* _WORK REQUEST_
Keep only the lines of the data below that contain "första", and copy them.

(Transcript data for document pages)
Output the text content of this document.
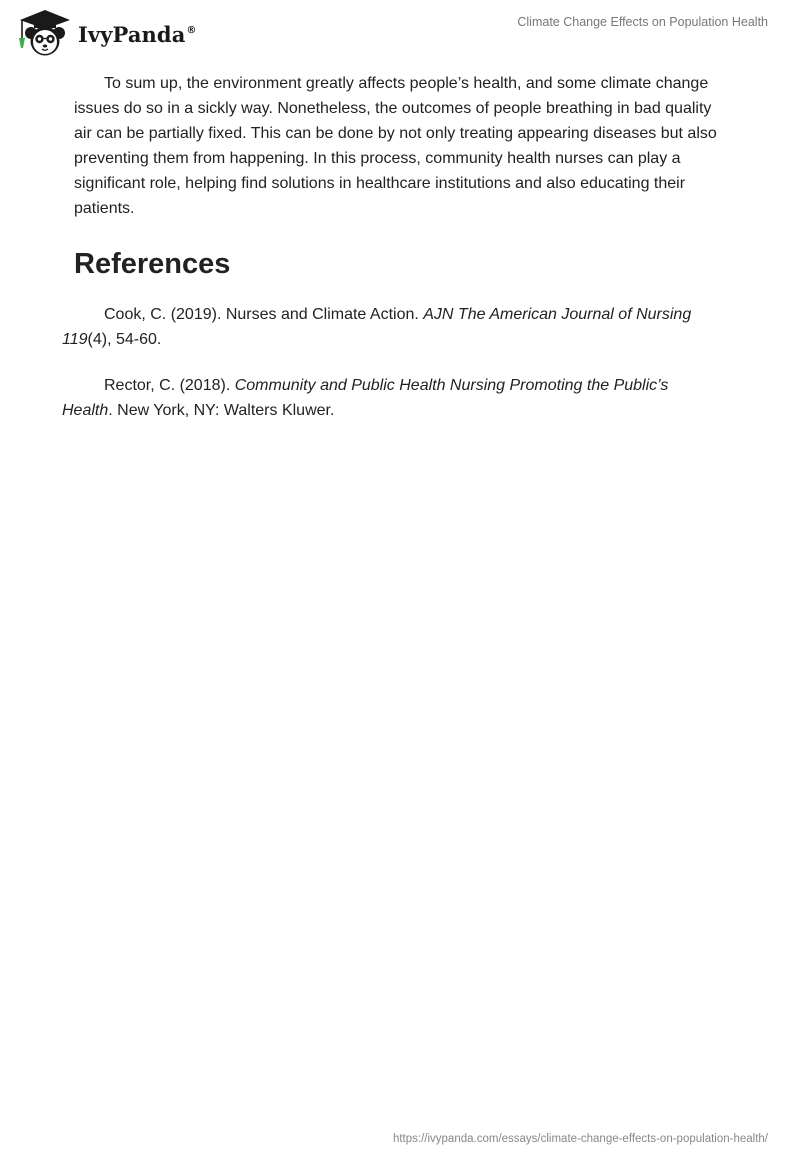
IvyPanda®
Climate Change Effects on Population Health

To sum up, the environment greatly affects people’s health, and some climate change issues do so in a sickly way. Nonetheless, the outcomes of people breathing in bad quality air can be partially fixed. This can be done by not only treating appearing diseases but also preventing them from happening. In this process, community health nurses can play a significant role, helping find solutions in healthcare institutions and also educating their patients.

References

Cook, C. (2019). Nurses and Climate Action. AJN The American Journal of Nursing
119(4), 54-60.

Rector, C. (2018). Community and Public Health Nursing Promoting the Public’s
Health. New York, NY: Walters Kluwer.

https://ivypanda.com/essays/climate-change-effects-on-population-health/
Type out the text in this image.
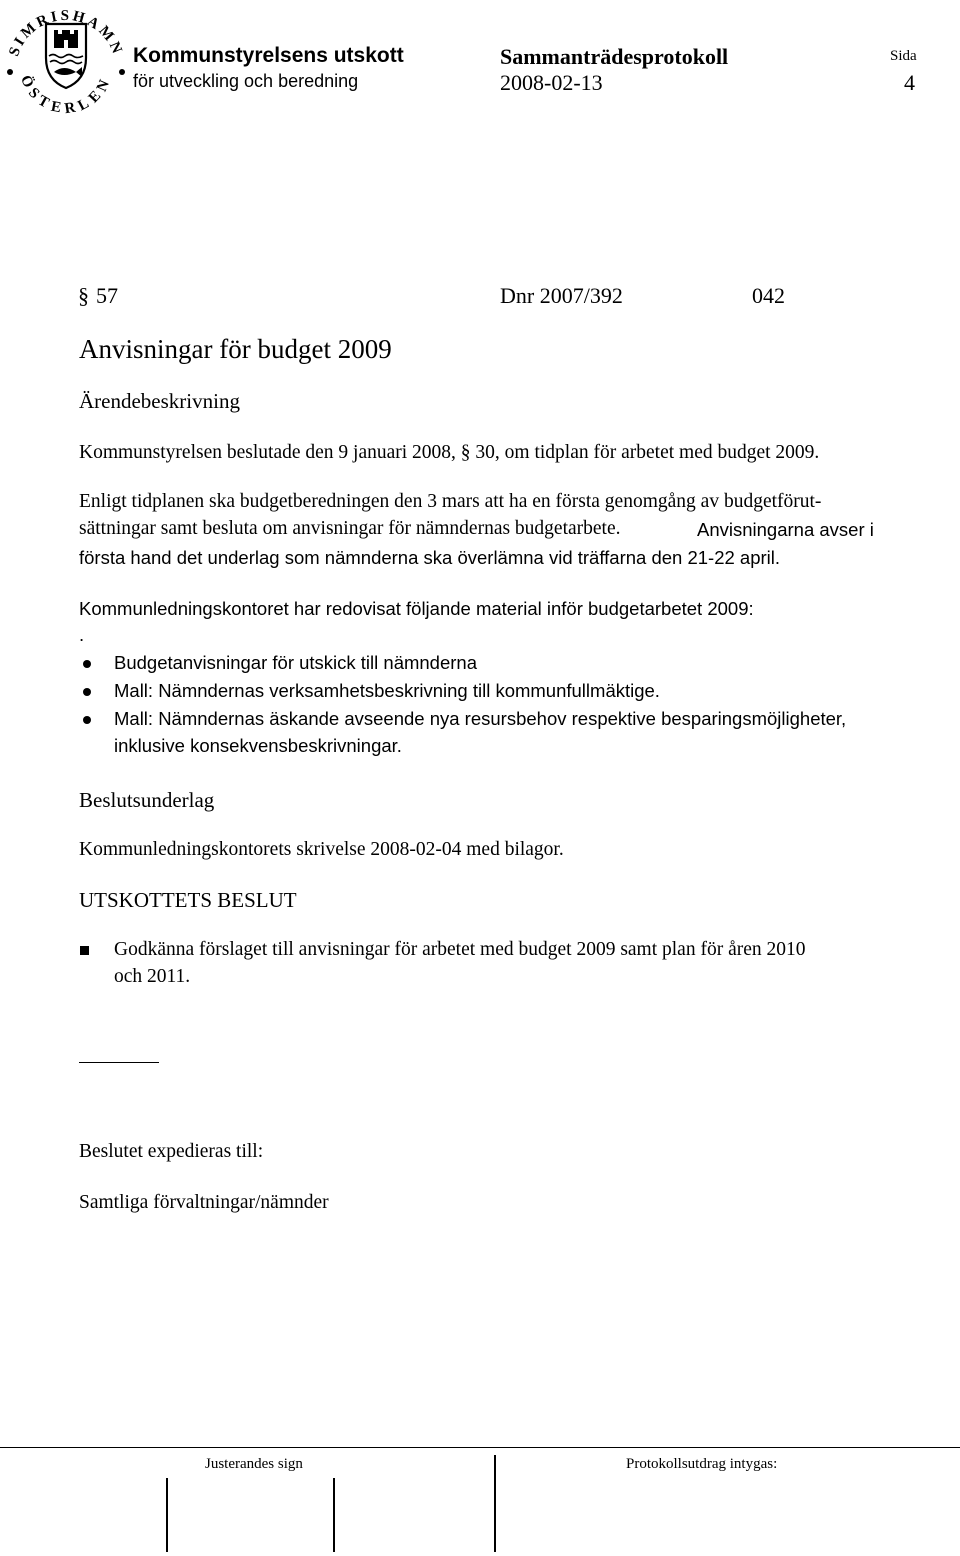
SIMRISHAMN
ÖSTERLEN
Kommunstyrelsens utskott
för utveckling och beredning
Sammanträdesprotokoll
2008-02-13
Sida
4
§ 57	Dnr 2007/392	042
Anvisningar för budget 2009
Ärendebeskrivning
Kommunstyrelsen beslutade den 9 januari 2008, § 30, om tidplan för arbetet med budget 2009.
Enligt tidplanen ska budgetberedningen den 3 mars att ha en första genomgång av budgetförut-
sättningar samt besluta om anvisningar för nämndernas budgetarbete.	Anvisningarna avser i
första hand det underlag som nämnderna ska överlämna vid träffarna den 21-22 april.
Kommunledningskontoret har redovisat följande material inför budgetarbetet 2009:
.
Budgetanvisningar för utskick till nämnderna
Mall: Nämndernas verksamhetsbeskrivning till kommunfullmäktige.
Mall: Nämndernas äskande avseende nya resursbehov respektive besparingsmöjligheter,
inklusive konsekvensbeskrivningar.
Beslutsunderlag
Kommunledningskontorets skrivelse 2008-02-04 med bilagor.
UTSKOTTETS BESLUT
Godkänna förslaget till anvisningar för arbetet med budget 2009 samt plan för åren 2010
och 2011.
Beslutet expedieras till:
Samtliga förvaltningar/nämnder
Justerandes sign	Protokollsutdrag intygas:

* _RESULT BELOW_
Enligt tidplanen ska budgetberedningen den 3 mars att ha en första genomgång av budgetförut-
första hand det underlag som nämnderna ska överlämna vid träffarna den 21-22 april.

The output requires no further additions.